▸ **The request**
Edit the passage of the AI backend network text that opens with "Although there are" and closes with "reinvent the wheel.", replacing "vendor support" with "manufacturer support".

Although there are best practices for AI Fabric backend networks, such as Data Center Quantized Congestion Control (DCQCN) for congestion avoidance, rail-optimized routed Clos fabrics, and Layer 2 Rail-Only topologies for small-scale implementations, each vendor offers its own validated design. This approach is beneficial because validated designs are thoroughly tested, and when you build your system based on the vendor’s recommendations, you receive full vendor support and avoid having to reinvent the wheel.
However, instead of focusing on any specific vendor’s design, this chapter explains general design principles for building a resilient, non-blocking, and lossless Ethernet backend network for AI workloads.
Before diving into backend network design, this chapter first provides a high-level overview of a GPU server based on NVIDIA H100 GPUs. The first section introduces a shared NIC architecture, where 8 GPUs share two NICs. The second section covers an architecture where each of the 8 GPUs has a dedicated NIC.

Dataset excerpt

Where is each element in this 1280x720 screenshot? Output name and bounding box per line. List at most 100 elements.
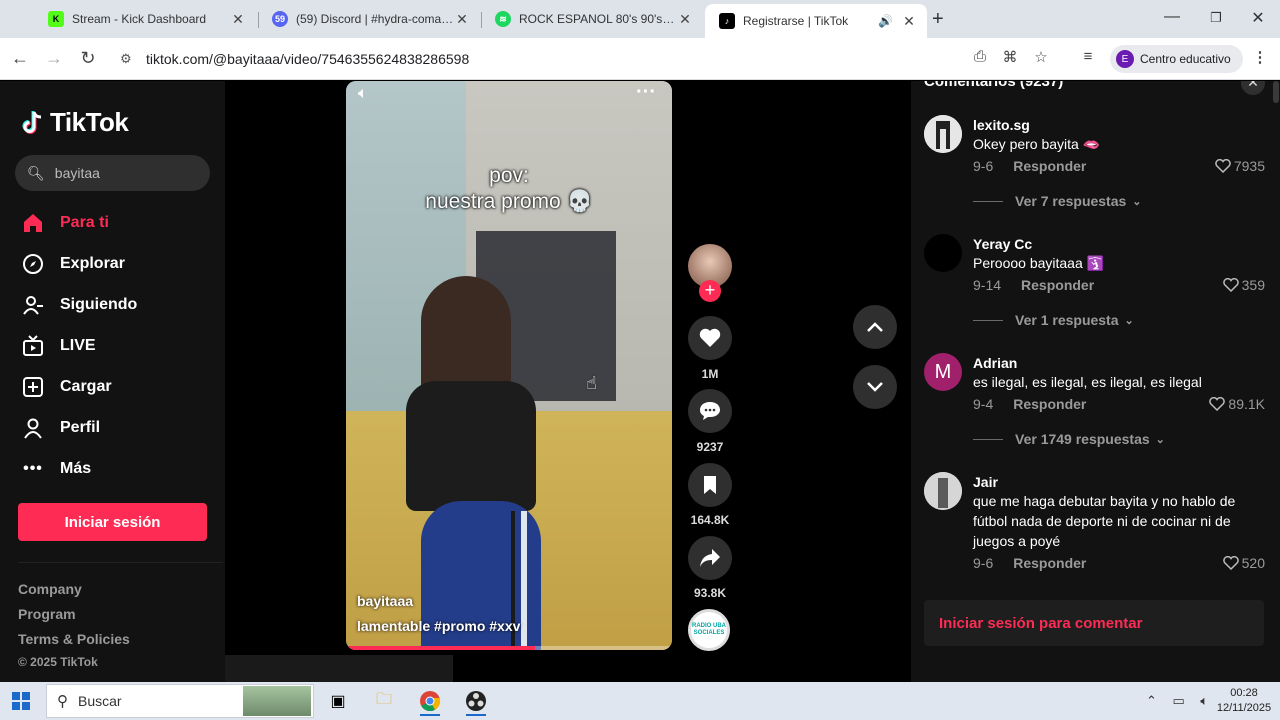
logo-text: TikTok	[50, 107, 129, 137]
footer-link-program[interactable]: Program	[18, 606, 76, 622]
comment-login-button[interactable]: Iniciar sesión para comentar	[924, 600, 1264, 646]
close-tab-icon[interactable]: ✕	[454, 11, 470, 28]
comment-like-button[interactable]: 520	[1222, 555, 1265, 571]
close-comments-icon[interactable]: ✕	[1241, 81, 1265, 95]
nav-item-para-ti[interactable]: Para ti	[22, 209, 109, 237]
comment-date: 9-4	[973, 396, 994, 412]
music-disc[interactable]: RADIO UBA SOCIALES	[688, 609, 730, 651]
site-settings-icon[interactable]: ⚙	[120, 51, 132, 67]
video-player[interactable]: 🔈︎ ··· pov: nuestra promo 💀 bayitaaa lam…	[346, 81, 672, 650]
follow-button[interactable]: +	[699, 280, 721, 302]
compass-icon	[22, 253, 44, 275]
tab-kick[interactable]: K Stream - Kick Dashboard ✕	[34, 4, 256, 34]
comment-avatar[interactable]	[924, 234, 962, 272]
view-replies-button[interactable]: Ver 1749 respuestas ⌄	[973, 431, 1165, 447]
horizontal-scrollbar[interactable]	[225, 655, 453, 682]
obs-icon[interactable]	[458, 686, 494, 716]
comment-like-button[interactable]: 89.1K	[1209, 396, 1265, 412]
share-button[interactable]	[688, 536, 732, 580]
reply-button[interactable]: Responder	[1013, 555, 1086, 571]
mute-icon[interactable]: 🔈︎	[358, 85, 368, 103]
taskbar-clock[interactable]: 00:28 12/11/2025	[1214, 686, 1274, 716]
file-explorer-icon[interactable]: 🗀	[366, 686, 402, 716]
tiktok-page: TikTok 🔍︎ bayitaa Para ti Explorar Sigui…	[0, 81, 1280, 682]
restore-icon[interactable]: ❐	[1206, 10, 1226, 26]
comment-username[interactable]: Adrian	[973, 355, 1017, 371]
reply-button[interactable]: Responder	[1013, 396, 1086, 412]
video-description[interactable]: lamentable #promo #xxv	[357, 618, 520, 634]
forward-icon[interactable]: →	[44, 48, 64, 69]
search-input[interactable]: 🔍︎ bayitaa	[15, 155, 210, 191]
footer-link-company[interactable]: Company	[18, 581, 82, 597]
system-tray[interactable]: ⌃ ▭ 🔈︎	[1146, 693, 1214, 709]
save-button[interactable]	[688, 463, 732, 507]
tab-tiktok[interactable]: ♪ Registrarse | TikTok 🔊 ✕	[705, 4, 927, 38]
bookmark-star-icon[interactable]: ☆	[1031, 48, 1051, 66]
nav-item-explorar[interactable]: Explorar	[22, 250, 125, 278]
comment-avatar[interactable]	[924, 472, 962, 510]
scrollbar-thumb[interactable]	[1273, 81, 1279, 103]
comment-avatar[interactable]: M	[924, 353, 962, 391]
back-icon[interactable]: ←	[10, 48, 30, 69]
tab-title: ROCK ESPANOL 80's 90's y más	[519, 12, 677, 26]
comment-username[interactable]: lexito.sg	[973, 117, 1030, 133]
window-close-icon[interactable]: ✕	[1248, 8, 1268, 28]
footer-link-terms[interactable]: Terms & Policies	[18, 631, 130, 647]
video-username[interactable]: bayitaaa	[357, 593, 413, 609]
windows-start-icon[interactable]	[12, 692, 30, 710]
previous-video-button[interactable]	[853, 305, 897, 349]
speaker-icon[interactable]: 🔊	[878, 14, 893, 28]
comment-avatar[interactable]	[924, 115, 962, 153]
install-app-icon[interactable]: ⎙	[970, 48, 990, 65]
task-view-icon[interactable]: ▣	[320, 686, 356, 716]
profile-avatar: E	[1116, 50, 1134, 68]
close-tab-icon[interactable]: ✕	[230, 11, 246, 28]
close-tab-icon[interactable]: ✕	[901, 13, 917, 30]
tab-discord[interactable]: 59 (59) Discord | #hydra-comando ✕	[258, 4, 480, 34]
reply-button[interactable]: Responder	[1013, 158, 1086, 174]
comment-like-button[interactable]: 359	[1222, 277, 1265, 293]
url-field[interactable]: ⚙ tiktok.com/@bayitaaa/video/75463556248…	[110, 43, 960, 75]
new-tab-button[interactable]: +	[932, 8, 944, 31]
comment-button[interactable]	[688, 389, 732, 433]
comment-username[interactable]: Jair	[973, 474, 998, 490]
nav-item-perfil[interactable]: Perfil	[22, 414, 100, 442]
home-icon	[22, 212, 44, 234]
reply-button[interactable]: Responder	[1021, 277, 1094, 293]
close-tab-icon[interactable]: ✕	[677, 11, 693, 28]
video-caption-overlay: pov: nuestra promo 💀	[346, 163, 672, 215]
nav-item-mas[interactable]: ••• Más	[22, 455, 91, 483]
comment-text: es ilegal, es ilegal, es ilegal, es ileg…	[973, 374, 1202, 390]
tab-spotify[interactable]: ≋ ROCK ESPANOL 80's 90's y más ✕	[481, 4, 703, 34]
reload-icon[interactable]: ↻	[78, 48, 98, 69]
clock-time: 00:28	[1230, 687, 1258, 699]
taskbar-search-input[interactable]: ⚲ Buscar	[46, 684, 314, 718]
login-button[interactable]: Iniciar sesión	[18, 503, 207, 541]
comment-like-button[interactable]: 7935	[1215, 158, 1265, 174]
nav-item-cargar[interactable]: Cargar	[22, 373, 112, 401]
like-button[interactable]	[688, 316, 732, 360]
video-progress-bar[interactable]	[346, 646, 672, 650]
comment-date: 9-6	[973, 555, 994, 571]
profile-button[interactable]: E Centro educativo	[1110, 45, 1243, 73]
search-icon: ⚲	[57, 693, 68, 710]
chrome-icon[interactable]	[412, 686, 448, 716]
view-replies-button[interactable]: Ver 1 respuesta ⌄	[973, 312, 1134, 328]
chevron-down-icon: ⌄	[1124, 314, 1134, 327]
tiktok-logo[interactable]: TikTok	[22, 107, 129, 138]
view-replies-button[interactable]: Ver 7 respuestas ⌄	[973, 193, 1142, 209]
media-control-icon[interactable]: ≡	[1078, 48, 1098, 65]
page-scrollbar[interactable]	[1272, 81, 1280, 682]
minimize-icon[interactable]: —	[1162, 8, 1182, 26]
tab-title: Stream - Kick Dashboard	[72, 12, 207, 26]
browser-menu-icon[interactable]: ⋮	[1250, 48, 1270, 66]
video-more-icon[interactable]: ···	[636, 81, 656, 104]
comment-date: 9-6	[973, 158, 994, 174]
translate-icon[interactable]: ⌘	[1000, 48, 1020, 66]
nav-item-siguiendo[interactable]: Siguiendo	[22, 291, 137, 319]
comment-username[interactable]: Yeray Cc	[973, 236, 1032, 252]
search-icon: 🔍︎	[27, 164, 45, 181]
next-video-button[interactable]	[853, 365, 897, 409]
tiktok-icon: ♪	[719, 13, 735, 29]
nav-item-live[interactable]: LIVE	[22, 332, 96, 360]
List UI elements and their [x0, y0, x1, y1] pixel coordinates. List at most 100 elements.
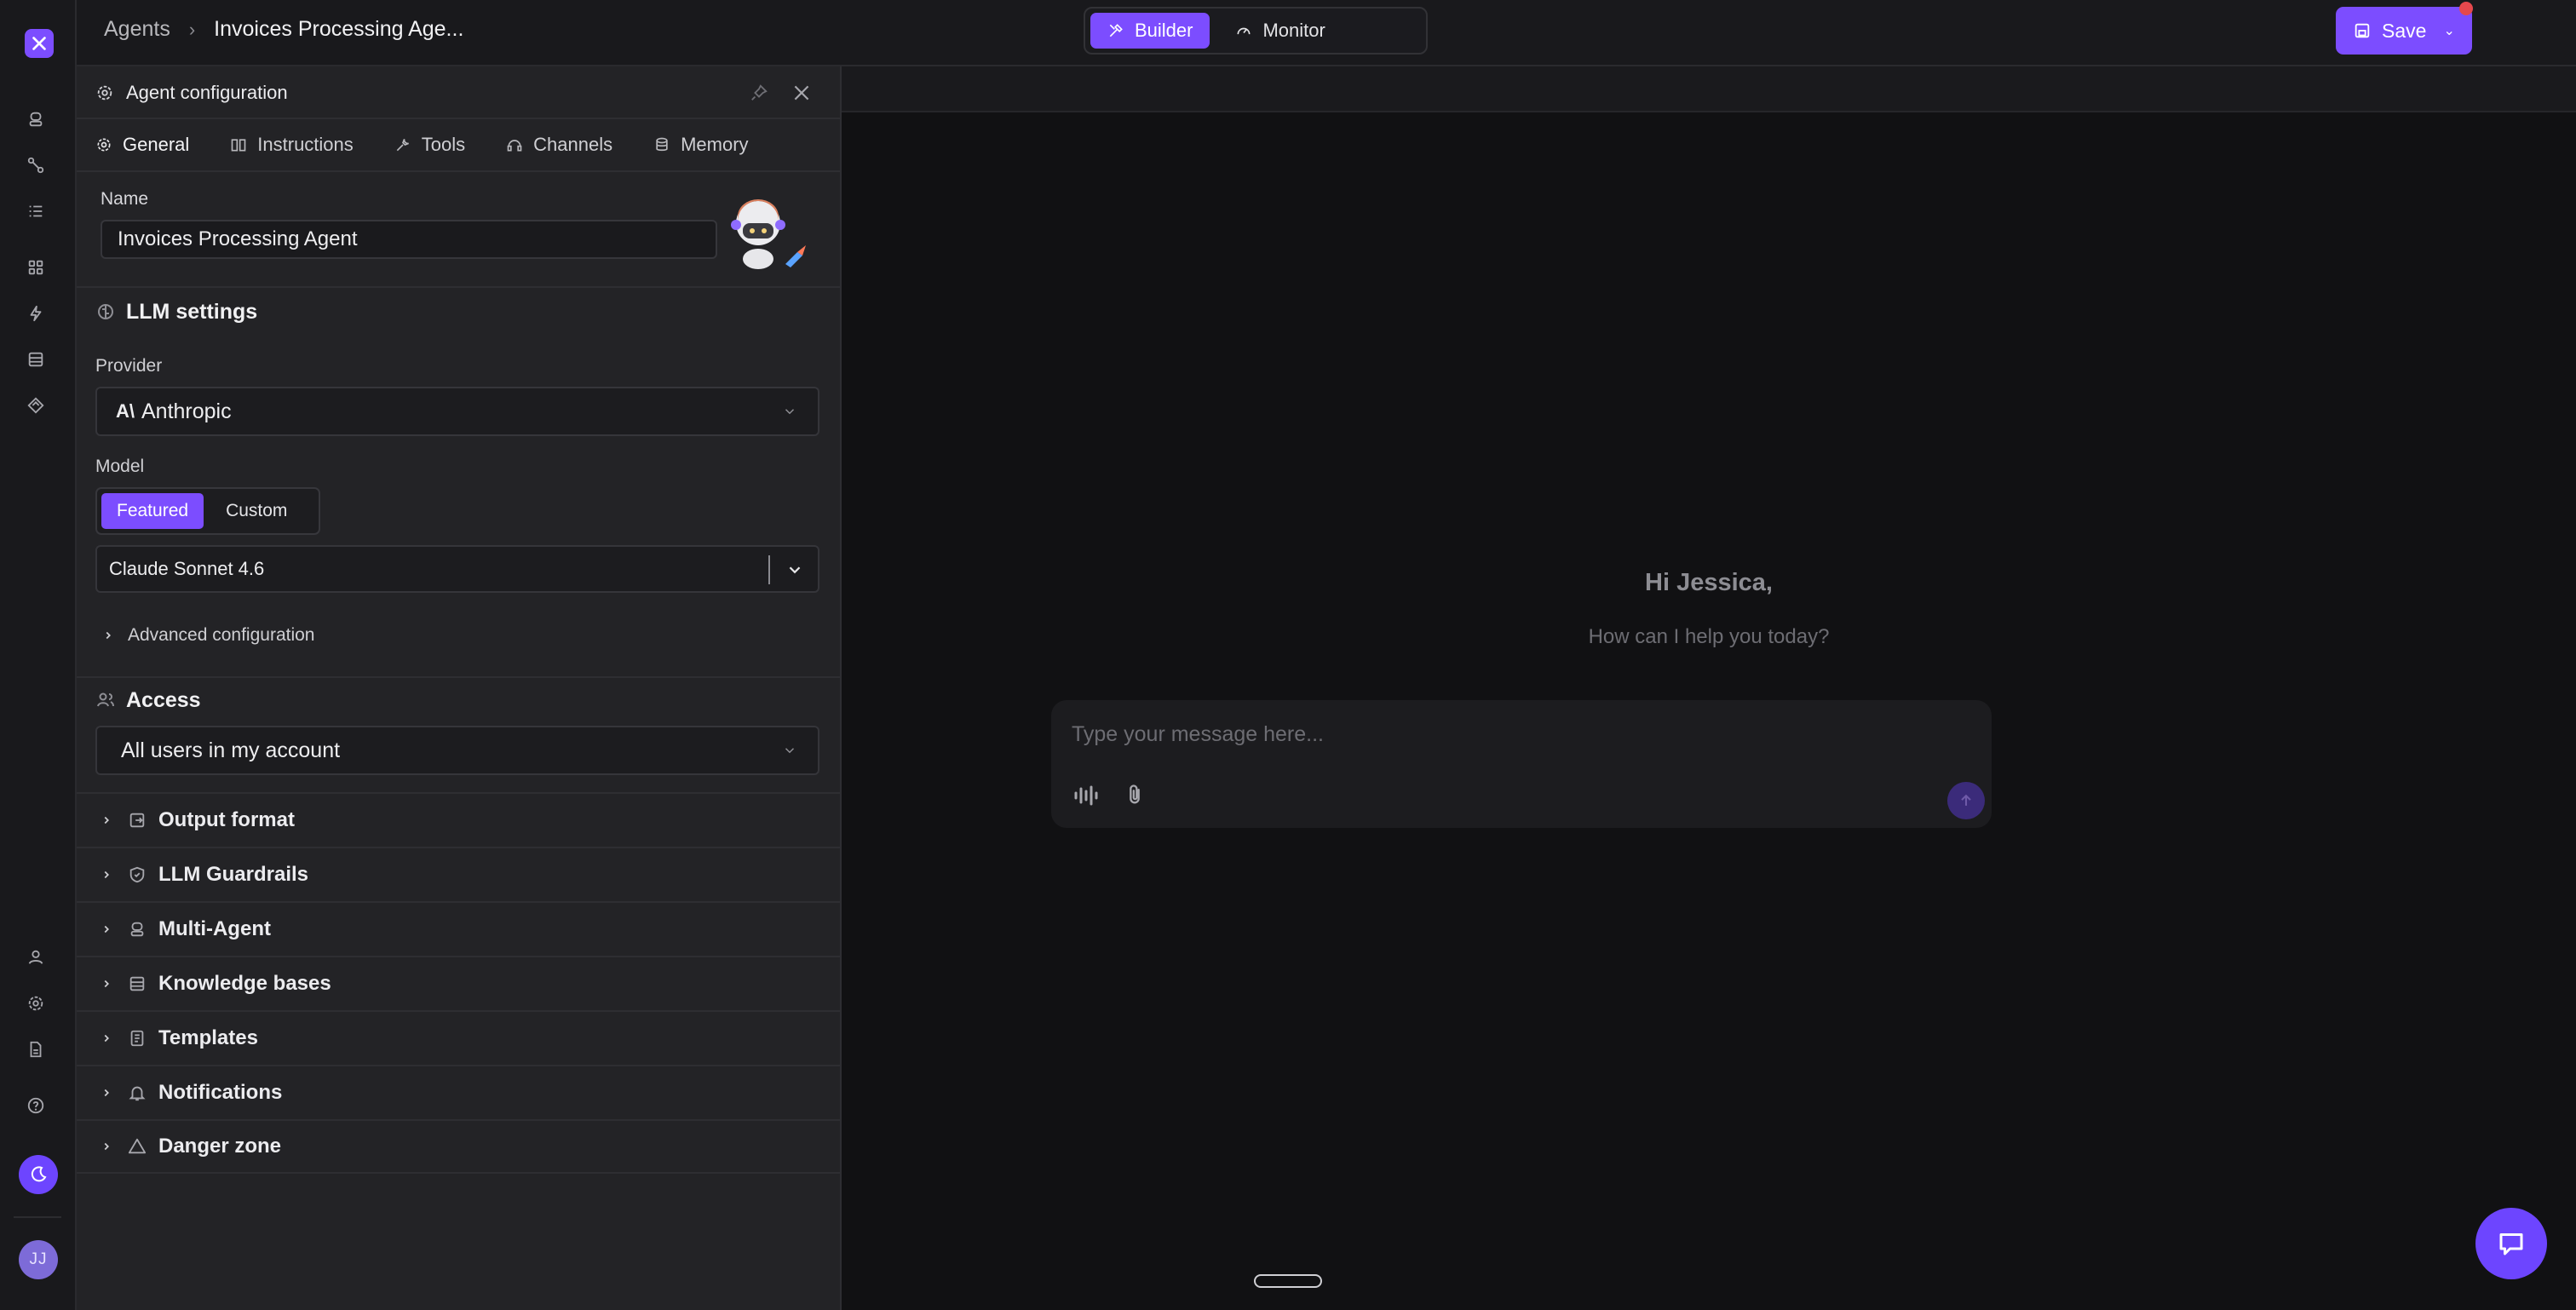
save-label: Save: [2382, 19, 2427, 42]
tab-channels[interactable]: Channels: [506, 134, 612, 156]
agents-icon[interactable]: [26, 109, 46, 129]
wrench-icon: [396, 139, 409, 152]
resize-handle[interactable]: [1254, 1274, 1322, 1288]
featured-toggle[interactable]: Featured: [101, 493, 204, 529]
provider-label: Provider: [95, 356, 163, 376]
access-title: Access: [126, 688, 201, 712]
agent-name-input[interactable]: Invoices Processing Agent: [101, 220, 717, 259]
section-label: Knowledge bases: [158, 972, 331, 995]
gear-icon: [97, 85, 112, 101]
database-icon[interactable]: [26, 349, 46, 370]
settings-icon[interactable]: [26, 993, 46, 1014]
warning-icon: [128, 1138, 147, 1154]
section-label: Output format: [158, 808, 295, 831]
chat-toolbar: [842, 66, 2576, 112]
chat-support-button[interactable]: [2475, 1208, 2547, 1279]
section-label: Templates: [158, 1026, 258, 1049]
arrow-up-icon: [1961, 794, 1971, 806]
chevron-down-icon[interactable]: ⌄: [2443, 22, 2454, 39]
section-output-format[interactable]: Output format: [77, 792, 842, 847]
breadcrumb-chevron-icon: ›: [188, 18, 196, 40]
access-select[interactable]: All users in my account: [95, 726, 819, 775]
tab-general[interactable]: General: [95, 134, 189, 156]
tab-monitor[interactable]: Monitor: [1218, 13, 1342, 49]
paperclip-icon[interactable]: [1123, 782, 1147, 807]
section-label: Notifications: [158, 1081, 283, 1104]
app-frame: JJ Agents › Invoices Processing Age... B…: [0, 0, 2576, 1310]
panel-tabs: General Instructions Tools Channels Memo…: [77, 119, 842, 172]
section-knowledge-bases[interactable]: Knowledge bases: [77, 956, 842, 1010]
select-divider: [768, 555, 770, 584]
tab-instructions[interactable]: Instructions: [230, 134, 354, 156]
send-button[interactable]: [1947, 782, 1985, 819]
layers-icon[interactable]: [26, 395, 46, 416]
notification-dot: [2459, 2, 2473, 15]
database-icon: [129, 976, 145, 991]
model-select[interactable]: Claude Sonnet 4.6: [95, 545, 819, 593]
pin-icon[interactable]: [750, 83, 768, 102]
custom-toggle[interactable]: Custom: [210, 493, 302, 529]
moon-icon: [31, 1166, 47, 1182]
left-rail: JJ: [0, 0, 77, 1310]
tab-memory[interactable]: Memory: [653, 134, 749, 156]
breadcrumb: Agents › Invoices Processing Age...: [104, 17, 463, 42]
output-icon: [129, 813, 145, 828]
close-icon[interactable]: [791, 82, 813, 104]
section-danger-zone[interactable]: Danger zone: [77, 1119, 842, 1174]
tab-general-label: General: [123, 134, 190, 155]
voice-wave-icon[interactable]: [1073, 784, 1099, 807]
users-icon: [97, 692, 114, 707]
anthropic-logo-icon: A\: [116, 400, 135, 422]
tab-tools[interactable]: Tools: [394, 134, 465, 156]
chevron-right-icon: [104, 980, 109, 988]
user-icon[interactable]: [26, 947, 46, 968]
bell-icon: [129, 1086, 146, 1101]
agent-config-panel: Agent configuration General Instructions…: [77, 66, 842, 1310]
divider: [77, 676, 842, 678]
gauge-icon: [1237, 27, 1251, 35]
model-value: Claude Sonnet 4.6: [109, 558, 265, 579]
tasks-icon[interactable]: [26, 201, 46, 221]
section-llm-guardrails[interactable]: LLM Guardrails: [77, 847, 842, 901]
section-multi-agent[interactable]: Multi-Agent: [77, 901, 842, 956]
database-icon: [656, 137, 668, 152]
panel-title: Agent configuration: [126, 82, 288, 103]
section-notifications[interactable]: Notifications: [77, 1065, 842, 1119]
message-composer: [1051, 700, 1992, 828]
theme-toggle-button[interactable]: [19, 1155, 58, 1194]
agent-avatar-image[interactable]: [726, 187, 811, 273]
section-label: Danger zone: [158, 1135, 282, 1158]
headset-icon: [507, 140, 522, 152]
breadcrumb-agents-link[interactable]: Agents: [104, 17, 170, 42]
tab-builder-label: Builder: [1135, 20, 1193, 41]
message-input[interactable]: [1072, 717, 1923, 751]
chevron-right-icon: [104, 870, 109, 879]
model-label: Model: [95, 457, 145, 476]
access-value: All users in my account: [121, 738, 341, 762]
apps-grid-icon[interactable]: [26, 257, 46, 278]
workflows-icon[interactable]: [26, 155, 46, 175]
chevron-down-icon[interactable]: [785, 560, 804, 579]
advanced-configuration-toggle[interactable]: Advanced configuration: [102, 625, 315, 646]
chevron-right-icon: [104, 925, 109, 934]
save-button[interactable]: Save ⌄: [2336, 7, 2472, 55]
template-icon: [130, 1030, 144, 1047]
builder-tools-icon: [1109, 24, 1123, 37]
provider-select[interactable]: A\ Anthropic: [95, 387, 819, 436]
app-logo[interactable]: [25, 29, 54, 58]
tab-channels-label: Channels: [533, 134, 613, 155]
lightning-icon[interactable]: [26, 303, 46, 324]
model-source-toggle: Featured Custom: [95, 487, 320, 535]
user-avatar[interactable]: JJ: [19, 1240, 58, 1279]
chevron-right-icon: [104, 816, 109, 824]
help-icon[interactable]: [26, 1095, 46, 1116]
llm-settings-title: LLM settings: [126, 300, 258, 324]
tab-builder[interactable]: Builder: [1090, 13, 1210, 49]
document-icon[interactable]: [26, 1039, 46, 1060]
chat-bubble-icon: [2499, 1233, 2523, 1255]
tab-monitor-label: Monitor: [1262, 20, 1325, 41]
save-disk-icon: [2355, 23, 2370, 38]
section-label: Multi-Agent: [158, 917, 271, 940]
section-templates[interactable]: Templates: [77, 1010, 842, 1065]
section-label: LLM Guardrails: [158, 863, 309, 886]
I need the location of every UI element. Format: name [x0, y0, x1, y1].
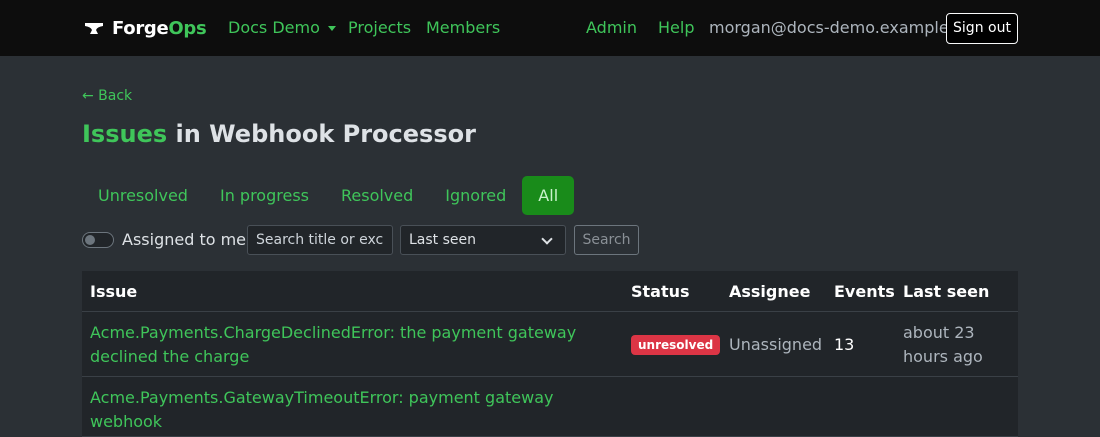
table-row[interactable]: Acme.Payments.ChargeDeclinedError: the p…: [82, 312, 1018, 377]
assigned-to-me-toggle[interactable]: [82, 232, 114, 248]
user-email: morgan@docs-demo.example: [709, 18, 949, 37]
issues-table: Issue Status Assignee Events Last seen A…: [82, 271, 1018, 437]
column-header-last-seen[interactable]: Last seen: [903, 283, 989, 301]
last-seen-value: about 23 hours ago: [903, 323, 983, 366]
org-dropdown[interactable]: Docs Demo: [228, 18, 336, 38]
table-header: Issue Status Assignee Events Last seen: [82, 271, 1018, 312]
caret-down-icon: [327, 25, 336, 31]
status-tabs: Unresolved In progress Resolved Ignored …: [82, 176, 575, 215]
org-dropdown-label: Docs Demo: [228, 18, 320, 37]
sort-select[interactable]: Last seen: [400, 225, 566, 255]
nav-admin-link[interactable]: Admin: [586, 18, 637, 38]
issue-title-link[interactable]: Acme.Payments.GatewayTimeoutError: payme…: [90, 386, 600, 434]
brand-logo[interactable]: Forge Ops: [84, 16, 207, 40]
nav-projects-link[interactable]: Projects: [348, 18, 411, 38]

▸ **Exercise answer**
Although there are best practices for AI Fabric backend networks, such as Data Center Quantized Congestion Control (DCQCN) for congestion avoidance, rail-optimized routed Clos fabrics, and Layer 2 Rail-Only topologies for small-scale implementations, each vendor offers its own validated design. This approach is beneficial because validated designs are thoroughly tested, and when you build your system based on the vendor’s recommendations, you receive full manufacturer support and avoid having to reinvent the wheel.